Stated problem.
Pull every line containing the word "четыреста" from the records.
** BEGIN Records supplied **
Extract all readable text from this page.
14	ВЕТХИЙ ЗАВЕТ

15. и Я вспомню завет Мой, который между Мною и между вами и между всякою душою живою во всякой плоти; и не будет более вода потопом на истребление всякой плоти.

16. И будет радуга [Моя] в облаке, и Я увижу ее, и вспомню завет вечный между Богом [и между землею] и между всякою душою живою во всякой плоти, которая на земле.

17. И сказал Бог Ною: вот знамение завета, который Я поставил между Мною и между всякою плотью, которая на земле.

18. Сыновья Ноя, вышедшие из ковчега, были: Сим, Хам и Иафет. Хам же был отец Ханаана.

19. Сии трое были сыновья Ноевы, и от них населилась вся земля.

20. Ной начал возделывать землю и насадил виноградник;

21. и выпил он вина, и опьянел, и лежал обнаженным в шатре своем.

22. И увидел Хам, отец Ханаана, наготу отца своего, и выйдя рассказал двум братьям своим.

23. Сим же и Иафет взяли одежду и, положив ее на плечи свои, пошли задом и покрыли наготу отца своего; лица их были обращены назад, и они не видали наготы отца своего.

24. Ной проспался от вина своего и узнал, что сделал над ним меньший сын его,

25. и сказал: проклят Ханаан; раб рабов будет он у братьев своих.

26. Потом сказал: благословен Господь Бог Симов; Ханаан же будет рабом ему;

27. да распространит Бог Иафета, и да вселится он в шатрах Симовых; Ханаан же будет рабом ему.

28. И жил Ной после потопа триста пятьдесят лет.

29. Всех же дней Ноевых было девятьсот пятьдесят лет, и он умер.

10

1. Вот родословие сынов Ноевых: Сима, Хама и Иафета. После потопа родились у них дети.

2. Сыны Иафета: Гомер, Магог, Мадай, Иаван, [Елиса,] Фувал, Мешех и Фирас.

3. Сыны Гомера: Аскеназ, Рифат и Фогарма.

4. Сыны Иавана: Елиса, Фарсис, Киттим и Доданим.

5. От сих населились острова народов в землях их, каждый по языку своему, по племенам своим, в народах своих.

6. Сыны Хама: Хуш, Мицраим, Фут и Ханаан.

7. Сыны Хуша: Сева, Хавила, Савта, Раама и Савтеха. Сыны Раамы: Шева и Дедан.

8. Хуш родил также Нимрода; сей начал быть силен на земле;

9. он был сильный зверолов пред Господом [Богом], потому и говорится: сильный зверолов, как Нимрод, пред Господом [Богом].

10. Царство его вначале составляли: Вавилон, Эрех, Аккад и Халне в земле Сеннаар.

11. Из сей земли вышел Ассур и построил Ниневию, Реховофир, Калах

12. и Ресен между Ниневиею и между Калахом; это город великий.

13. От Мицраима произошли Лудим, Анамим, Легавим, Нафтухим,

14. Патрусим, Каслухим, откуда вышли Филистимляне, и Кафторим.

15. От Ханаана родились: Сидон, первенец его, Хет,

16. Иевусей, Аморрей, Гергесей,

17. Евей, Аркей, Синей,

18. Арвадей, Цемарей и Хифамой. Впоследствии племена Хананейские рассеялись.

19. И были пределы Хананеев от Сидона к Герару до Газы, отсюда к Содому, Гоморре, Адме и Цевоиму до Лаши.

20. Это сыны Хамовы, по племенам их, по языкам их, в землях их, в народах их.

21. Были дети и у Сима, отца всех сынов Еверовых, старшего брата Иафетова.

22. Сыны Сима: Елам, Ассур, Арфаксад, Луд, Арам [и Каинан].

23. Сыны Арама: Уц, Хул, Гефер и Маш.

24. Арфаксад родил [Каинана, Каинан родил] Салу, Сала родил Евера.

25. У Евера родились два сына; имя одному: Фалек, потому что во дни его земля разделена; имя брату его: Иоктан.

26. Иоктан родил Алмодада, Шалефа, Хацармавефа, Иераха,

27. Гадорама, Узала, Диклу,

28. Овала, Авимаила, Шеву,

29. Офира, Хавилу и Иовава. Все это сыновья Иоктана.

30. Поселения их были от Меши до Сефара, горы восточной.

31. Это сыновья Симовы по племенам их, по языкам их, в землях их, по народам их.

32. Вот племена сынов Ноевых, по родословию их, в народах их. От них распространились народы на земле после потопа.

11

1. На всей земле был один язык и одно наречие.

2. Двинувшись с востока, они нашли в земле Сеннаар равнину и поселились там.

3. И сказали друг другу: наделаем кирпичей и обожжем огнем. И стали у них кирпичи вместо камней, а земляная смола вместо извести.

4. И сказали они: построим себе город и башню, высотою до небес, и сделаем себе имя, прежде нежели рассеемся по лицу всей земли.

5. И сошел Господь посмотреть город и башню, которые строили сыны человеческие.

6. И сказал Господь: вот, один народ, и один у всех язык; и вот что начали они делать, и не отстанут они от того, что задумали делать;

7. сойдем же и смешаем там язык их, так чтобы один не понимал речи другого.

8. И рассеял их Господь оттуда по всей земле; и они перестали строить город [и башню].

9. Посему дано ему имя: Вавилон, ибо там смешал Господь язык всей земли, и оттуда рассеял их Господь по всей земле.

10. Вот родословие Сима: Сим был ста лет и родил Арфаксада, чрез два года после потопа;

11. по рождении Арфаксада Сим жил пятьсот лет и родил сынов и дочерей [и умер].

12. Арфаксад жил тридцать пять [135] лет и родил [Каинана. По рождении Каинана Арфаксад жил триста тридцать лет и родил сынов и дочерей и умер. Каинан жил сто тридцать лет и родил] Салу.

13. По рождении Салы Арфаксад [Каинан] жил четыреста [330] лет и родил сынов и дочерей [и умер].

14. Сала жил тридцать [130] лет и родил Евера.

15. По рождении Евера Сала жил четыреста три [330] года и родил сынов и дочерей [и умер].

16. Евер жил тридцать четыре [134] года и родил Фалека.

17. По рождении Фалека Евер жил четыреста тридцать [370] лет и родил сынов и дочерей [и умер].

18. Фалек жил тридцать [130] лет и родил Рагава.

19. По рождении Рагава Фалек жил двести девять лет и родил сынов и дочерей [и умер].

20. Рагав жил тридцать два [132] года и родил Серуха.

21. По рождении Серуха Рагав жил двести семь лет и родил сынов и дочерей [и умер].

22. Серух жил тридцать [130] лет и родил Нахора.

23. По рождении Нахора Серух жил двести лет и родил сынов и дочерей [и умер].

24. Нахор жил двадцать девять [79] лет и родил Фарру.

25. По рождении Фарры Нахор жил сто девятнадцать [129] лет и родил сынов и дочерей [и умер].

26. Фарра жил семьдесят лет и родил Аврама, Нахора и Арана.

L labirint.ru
** END Records supplied **
Solution to the problem.
13. По рождении Салы Арфаксад [Каинан] жил четыреста [330] лет и родил сынов и дочерей [и умер].
15. По рождении Евера Сала жил четыреста три [330] года и родил сынов и дочерей [и умер].
17. По рождении Фалека Евер жил четыреста тридцать [370] лет и родил сынов и дочерей [и умер].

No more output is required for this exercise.